▶ **Required work**
Report back each line of the records that contains the string "size".

▶ **Records to use**
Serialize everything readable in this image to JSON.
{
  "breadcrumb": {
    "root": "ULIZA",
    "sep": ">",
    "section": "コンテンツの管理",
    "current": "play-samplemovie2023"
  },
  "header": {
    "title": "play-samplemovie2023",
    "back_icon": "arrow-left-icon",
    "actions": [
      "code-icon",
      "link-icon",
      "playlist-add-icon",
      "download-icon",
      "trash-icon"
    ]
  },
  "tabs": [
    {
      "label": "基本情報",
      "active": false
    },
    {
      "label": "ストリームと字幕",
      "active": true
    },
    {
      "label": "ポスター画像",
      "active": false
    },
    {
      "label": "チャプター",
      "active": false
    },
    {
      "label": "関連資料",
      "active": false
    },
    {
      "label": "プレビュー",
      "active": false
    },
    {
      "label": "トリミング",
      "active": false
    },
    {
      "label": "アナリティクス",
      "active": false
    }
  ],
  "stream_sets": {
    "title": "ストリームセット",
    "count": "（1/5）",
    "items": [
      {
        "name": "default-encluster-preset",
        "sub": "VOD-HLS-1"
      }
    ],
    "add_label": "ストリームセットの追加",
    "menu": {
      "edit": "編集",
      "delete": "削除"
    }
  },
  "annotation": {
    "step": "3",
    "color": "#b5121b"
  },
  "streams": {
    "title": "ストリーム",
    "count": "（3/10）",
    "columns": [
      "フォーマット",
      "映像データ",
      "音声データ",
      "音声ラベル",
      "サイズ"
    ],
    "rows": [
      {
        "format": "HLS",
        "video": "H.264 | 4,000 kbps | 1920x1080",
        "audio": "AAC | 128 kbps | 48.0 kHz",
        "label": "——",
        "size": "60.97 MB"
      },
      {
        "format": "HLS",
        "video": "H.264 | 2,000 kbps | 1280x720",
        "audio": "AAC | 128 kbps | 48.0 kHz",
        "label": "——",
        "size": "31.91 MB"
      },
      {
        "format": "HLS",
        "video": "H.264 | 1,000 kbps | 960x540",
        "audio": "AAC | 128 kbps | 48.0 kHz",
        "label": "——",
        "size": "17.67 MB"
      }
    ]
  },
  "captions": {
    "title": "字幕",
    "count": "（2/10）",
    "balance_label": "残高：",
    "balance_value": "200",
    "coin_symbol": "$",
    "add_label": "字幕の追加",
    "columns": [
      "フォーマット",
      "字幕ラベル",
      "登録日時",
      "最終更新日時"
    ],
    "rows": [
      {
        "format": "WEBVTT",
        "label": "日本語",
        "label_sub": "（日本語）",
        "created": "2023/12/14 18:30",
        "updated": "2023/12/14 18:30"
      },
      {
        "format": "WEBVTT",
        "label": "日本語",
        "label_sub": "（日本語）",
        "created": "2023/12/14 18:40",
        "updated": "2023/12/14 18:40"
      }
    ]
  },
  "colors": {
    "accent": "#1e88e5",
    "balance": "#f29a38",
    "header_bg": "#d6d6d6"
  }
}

▶ **In response**
        "size": "60.97 MB"
        "size": "31.91 MB"
        "size": "17.67 MB"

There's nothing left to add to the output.